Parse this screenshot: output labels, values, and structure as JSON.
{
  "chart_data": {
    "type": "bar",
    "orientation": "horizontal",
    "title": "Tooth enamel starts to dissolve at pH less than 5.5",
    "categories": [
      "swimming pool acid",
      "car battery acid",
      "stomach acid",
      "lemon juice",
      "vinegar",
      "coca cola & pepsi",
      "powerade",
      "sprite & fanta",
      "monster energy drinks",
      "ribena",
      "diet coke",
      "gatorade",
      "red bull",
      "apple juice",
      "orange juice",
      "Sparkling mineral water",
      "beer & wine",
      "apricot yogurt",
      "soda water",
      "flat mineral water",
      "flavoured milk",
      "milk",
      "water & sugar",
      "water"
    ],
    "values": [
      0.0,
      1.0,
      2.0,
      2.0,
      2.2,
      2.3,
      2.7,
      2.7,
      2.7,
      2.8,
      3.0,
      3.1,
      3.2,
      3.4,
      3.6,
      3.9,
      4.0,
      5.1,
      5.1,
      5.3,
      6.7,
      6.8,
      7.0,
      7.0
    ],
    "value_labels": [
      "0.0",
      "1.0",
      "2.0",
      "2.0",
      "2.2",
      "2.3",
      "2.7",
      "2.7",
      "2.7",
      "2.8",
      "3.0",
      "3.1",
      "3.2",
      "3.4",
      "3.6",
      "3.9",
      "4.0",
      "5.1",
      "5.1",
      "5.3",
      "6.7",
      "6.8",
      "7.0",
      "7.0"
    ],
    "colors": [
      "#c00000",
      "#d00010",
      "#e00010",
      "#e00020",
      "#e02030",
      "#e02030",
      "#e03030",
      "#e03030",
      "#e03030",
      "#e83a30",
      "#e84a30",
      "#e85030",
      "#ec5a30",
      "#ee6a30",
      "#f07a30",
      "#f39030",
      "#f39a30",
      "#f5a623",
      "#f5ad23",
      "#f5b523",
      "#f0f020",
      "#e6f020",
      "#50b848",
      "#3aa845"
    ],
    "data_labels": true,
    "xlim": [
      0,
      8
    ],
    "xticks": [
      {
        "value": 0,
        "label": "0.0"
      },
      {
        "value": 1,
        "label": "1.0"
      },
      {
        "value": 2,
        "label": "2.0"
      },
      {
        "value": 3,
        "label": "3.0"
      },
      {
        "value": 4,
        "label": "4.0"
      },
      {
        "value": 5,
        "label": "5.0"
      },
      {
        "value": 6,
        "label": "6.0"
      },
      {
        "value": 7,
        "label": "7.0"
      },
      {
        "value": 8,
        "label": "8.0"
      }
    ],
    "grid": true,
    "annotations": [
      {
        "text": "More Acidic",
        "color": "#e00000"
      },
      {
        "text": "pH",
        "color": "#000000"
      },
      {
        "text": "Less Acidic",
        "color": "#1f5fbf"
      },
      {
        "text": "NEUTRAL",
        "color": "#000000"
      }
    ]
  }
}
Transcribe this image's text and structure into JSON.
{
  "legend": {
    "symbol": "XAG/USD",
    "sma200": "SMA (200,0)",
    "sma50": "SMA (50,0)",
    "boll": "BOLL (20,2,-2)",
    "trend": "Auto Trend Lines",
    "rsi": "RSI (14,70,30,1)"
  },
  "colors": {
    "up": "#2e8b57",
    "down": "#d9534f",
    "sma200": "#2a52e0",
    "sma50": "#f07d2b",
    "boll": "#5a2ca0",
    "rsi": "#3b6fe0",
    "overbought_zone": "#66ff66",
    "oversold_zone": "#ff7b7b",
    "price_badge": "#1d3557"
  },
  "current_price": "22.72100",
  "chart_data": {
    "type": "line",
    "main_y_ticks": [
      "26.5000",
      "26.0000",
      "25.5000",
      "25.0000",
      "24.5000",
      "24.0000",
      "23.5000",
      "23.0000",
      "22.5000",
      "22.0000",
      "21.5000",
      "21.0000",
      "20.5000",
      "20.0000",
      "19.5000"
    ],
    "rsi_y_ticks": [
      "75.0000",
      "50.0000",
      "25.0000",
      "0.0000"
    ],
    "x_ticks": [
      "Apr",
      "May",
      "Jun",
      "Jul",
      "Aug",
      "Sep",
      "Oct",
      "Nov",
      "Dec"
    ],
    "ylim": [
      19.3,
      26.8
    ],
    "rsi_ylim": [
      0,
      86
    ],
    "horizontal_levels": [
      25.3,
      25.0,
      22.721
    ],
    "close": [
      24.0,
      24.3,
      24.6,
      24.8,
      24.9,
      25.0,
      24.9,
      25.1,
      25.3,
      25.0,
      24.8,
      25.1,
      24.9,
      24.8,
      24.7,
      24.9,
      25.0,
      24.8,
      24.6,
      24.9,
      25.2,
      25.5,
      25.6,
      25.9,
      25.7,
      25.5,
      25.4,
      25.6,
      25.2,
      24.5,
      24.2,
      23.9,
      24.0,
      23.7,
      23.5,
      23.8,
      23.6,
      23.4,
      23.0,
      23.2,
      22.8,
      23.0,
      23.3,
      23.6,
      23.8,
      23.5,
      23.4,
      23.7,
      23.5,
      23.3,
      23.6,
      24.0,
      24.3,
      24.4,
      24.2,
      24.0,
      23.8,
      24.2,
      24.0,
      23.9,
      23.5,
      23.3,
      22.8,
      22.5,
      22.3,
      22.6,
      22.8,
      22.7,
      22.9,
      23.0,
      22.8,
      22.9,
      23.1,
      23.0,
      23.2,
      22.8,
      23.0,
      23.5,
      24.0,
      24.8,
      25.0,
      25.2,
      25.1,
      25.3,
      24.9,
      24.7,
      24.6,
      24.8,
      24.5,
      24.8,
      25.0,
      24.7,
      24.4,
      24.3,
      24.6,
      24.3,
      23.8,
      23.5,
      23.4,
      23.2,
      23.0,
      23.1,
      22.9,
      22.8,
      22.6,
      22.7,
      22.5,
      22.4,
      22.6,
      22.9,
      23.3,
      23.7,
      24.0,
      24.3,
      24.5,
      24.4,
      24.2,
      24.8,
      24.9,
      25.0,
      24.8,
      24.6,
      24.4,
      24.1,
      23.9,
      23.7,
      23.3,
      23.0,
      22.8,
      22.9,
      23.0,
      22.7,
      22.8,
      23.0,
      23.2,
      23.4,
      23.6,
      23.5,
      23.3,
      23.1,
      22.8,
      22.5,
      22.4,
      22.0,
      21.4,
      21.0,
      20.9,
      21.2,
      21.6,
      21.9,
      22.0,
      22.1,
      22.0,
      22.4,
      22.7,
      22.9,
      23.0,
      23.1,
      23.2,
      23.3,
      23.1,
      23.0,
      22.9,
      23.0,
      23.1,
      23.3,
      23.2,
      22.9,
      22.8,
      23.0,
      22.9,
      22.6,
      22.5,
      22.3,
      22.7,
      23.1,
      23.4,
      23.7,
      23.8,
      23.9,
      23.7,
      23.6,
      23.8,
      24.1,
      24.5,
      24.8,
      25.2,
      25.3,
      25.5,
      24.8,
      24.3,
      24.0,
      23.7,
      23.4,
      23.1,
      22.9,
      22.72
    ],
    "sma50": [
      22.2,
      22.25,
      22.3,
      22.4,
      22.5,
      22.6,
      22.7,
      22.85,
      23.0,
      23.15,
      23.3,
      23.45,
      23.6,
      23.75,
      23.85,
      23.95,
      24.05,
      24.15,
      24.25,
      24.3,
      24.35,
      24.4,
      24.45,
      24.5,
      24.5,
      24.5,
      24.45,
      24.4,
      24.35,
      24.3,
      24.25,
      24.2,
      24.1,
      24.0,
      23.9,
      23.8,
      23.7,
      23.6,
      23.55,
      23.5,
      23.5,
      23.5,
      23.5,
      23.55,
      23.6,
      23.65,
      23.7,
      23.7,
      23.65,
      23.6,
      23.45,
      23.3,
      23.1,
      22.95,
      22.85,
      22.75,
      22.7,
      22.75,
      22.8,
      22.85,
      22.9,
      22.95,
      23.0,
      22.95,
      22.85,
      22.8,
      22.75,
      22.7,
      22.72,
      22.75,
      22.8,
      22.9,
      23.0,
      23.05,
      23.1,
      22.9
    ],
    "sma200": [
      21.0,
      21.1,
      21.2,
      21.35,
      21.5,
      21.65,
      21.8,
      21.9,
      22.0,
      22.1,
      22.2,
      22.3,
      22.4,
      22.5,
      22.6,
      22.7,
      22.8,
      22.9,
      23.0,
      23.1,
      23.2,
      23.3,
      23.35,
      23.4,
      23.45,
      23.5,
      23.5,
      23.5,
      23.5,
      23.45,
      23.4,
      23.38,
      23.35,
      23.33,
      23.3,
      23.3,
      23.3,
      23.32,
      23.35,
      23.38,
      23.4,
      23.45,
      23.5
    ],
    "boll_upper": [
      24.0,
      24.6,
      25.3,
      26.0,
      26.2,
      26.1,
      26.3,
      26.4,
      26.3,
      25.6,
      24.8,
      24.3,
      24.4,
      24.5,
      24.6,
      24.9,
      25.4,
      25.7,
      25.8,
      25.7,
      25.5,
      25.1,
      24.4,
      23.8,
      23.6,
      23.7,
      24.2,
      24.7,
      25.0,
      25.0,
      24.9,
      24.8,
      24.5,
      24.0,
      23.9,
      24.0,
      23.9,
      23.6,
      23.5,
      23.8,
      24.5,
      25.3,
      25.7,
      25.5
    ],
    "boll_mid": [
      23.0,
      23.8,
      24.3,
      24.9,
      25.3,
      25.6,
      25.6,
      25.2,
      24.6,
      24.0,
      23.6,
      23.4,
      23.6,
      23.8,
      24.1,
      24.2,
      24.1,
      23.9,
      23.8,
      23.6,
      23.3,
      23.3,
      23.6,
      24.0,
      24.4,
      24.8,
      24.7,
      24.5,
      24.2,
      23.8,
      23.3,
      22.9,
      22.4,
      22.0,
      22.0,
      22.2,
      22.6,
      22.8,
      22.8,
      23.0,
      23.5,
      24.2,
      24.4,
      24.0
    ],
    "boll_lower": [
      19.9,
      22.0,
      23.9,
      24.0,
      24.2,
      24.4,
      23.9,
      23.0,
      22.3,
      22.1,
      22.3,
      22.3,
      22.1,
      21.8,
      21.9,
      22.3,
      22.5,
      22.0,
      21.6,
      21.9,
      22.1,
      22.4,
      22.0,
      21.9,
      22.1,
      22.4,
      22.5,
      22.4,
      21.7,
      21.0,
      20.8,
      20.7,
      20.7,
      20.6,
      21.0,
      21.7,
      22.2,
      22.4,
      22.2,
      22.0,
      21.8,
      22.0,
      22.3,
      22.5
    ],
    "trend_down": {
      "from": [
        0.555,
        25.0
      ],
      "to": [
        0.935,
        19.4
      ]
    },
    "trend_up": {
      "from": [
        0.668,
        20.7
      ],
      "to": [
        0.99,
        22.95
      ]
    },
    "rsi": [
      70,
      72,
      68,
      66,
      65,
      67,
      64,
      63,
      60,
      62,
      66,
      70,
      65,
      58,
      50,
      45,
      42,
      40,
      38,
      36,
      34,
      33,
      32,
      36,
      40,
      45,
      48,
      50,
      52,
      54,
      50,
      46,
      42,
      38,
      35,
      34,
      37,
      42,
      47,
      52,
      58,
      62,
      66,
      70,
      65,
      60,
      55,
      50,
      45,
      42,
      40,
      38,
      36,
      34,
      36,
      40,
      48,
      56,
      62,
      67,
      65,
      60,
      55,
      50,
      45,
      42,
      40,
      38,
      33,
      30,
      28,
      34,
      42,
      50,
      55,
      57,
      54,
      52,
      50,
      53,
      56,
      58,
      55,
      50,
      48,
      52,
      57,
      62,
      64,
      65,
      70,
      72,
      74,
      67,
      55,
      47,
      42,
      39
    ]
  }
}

### Short exercise
Check each line of the data above for the word "mineral" and say how many lines contain it, giving nothing besides the number.

### Finished task
2